---- Provided data

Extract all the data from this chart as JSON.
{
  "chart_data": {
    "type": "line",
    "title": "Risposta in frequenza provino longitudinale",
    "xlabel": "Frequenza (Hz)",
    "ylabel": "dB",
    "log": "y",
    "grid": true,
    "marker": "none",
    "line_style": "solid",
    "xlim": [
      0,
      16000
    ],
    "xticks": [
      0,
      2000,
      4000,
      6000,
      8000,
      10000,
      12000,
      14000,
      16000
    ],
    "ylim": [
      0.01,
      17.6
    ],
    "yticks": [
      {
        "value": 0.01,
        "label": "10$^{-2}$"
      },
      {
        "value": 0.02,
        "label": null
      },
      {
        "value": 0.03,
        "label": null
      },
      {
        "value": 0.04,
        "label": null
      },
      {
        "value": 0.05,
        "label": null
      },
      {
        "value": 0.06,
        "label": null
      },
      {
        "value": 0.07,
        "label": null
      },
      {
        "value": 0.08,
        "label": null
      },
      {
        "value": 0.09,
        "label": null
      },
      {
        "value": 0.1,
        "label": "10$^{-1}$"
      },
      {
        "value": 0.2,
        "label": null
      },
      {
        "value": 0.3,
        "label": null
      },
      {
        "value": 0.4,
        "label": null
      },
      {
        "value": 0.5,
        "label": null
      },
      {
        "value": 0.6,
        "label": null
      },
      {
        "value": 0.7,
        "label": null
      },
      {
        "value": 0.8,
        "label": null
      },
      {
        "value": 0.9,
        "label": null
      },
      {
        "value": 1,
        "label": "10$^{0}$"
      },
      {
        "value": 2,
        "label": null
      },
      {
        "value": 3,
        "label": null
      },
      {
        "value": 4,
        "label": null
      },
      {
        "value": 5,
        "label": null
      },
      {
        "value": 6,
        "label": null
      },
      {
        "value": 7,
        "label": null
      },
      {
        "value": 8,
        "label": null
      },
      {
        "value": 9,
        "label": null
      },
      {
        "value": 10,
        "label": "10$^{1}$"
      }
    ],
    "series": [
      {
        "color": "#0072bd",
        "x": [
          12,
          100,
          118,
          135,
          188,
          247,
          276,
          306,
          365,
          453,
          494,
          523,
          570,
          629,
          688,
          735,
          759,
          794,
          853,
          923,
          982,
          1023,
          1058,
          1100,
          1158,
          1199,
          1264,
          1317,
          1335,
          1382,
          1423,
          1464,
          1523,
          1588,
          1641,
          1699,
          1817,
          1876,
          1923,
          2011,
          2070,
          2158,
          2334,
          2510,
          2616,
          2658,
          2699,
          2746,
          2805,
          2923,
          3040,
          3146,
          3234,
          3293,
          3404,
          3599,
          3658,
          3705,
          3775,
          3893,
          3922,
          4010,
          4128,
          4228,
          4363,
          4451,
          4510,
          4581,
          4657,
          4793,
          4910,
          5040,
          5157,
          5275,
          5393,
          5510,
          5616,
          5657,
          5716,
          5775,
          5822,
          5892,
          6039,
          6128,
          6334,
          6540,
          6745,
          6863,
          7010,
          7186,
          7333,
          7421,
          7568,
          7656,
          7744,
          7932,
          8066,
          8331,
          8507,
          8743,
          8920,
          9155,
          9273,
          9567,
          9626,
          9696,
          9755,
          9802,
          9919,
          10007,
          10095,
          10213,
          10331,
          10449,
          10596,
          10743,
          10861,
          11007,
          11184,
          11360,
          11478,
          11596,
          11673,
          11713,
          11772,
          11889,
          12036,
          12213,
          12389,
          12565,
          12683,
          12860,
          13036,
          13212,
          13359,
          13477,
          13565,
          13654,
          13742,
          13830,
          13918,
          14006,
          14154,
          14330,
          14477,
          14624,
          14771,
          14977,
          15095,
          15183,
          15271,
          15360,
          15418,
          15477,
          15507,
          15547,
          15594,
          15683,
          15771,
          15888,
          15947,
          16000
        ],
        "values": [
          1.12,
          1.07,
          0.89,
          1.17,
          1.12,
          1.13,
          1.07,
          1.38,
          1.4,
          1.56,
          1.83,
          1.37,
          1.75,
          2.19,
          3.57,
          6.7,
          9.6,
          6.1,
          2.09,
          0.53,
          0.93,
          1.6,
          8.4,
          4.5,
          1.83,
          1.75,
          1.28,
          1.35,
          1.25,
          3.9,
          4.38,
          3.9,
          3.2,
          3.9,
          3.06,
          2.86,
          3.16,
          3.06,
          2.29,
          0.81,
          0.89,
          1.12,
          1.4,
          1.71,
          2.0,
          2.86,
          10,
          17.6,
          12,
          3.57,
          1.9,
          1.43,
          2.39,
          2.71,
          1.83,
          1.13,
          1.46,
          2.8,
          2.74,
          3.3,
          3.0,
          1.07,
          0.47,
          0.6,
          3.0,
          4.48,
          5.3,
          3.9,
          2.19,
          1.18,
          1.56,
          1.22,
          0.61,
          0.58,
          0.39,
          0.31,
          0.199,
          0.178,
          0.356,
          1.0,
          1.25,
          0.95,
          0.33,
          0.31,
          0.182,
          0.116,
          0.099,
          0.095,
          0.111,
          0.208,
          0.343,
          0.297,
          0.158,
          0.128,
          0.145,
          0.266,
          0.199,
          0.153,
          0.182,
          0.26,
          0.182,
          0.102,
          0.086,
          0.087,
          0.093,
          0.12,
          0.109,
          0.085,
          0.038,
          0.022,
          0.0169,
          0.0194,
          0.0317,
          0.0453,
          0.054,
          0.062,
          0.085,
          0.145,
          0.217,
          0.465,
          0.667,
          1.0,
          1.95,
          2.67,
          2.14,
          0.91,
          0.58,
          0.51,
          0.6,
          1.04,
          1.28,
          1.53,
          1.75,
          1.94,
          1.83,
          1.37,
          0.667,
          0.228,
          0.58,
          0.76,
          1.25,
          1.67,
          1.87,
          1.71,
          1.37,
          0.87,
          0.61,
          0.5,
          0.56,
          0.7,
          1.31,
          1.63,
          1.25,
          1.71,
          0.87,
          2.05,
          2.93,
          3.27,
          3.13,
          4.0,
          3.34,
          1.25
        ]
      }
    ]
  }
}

--------

Exercise:
Write out all the records above again, exactly as they stand.

Written solution:
Extract all the data from this chart as JSON.
{
  "chart_data": {
    "type": "line",
    "title": "Risposta in frequenza provino longitudinale",
    "xlabel": "Frequenza (Hz)",
    "ylabel": "dB",
    "log": "y",
    "grid": true,
    "marker": "none",
    "line_style": "solid",
    "xlim": [
      0,
      16000
    ],
    "xticks": [
      0,
      2000,
      4000,
      6000,
      8000,
      10000,
      12000,
      14000,
      16000
    ],
    "ylim": [
      0.01,
      17.6
    ],
    "yticks": [
      {
        "value": 0.01,
        "label": "10$^{-2}$"
      },
      {
        "value": 0.02,
        "label": null
      },
      {
        "value": 0.03,
        "label": null
      },
      {
        "value": 0.04,
        "label": null
      },
      {
        "value": 0.05,
        "label": null
      },
      {
        "value": 0.06,
        "label": null
      },
      {
        "value": 0.07,
        "label": null
      },
      {
        "value": 0.08,
        "label": null
      },
      {
        "value": 0.09,
        "label": null
      },
      {
        "value": 0.1,
        "label": "10$^{-1}$"
      },
      {
        "value": 0.2,
        "label": null
      },
      {
        "value": 0.3,
        "label": null
      },
      {
        "value": 0.4,
        "label": null
      },
      {
        "value": 0.5,
        "label": null
      },
      {
        "value": 0.6,
        "label": null
      },
      {
        "value": 0.7,
        "label": null
      },
      {
        "value": 0.8,
        "label": null
      },
      {
        "value": 0.9,
        "label": null
      },
      {
        "value": 1,
        "label": "10$^{0}$"
      },
      {
        "value": 2,
        "label": null
      },
      {
        "value": 3,
        "label": null
      },
      {
        "value": 4,
        "label": null
      },
      {
        "value": 5,
        "label": null
      },
      {
        "value": 6,
        "label": null
      },
      {
        "value": 7,
        "label": null
      },
      {
        "value": 8,
        "label": null
      },
      {
        "value": 9,
        "label": null
      },
      {
        "value": 10,
        "label": "10$^{1}$"
      }
    ],
    "series": [
      {
        "color": "#0072bd",
        "x": [
          12,
          100,
          118,
          135,
          188,
          247,
          276,
          306,
          365,
          453,
          494,
          523,
          570,
          629,
          688,
          735,
          759,
          794,
          853,
          923,
          982,
          1023,
          1058,
          1100,
          1158,
          1199,
          1264,
          1317,
          1335,
          1382,
          1423,
          1464,
          1523,
          1588,
          1641,
          1699,
          1817,
          1876,
          1923,
          2011,
          2070,
          2158,
          2334,
          2510,
          2616,
          2658,
          2699,
          2746,
          2805,
          2923,
          3040,
          3146,
          3234,
          3293,
          3404,
          3599,
          3658,
          3705,
          3775,
          3893,
          3922,
          4010,
          4128,
          4228,
          4363,
          4451,
          4510,
          4581,
          4657,
          4793,
          4910,
          5040,
          5157,
          5275,
          5393,
          5510,
          5616,
          5657,
          5716,
          5775,
          5822,
          5892,
          6039,
          6128,
          6334,
          6540,
          6745,
          6863,
          7010,
          7186,
          7333,
          7421,
          7568,
          7656,
          7744,
          7932,
          8066,
          8331,
          8507,
          8743,
          8920,
          9155,
          9273,
          9567,
          9626,
          9696,
          9755,
          9802,
          9919,
          10007,
          10095,
          10213,
          10331,
          10449,
          10596,
          10743,
          10861,
          11007,
          11184,
          11360,
          11478,
          11596,
          11673,
          11713,
          11772,
          11889,
          12036,
          12213,
          12389,
          12565,
          12683,
          12860,
          13036,
          13212,
          13359,
          13477,
          13565,
          13654,
          13742,
          13830,
          13918,
          14006,
          14154,
          14330,
          14477,
          14624,
          14771,
          14977,
          15095,
          15183,
          15271,
          15360,
          15418,
          15477,
          15507,
          15547,
          15594,
          15683,
          15771,
          15888,
          15947,
          16000
        ],
        "values": [
          1.12,
          1.07,
          0.89,
          1.17,
          1.12,
          1.13,
          1.07,
          1.38,
          1.4,
          1.56,
          1.83,
          1.37,
          1.75,
          2.19,
          3.57,
          6.7,
          9.6,
          6.1,
          2.09,
          0.53,
          0.93,
          1.6,
          8.4,
          4.5,
          1.83,
          1.75,
          1.28,
          1.35,
          1.25,
          3.9,
          4.38,
          3.9,
          3.2,
          3.9,
          3.06,
          2.86,
          3.16,
          3.06,
          2.29,
          0.81,
          0.89,
          1.12,
          1.4,
          1.71,
          2.0,
          2.86,
          10,
          17.6,
          12,
          3.57,
          1.9,
          1.43,
          2.39,
          2.71,
          1.83,
          1.13,
          1.46,
          2.8,
          2.74,
          3.3,
          3.0,
          1.07,
          0.47,
          0.6,
          3.0,
          4.48,
          5.3,
          3.9,
          2.19,
          1.18,
          1.56,
          1.22,
          0.61,
          0.58,
          0.39,
          0.31,
          0.199,
          0.178,
          0.356,
          1.0,
          1.25,
          0.95,
          0.33,
          0.31,
          0.182,
          0.116,
          0.099,
          0.095,
          0.111,
          0.208,
          0.343,
          0.297,
          0.158,
          0.128,
          0.145,
          0.266,
          0.199,
          0.153,
          0.182,
          0.26,
          0.182,
          0.102,
          0.086,
          0.087,
          0.093,
          0.12,
          0.109,
          0.085,
          0.038,
          0.022,
          0.0169,
          0.0194,
          0.0317,
          0.0453,
          0.054,
          0.062,
          0.085,
          0.145,
          0.217,
          0.465,
          0.667,
          1.0,
          1.95,
          2.67,
          2.14,
          0.91,
          0.58,
          0.51,
          0.6,
          1.04,
          1.28,
          1.53,
          1.75,
          1.94,
          1.83,
          1.37,
          0.667,
          0.228,
          0.58,
          0.76,
          1.25,
          1.67,
          1.87,
          1.71,
          1.37,
          0.87,
          0.61,
          0.5,
          0.56,
          0.7,
          1.31,
          1.63,
          1.25,
          1.71,
          0.87,
          2.05,
          2.93,
          3.27,
          3.13,
          4.0,
          3.34,
          1.25
        ]
      }
    ]
  }
}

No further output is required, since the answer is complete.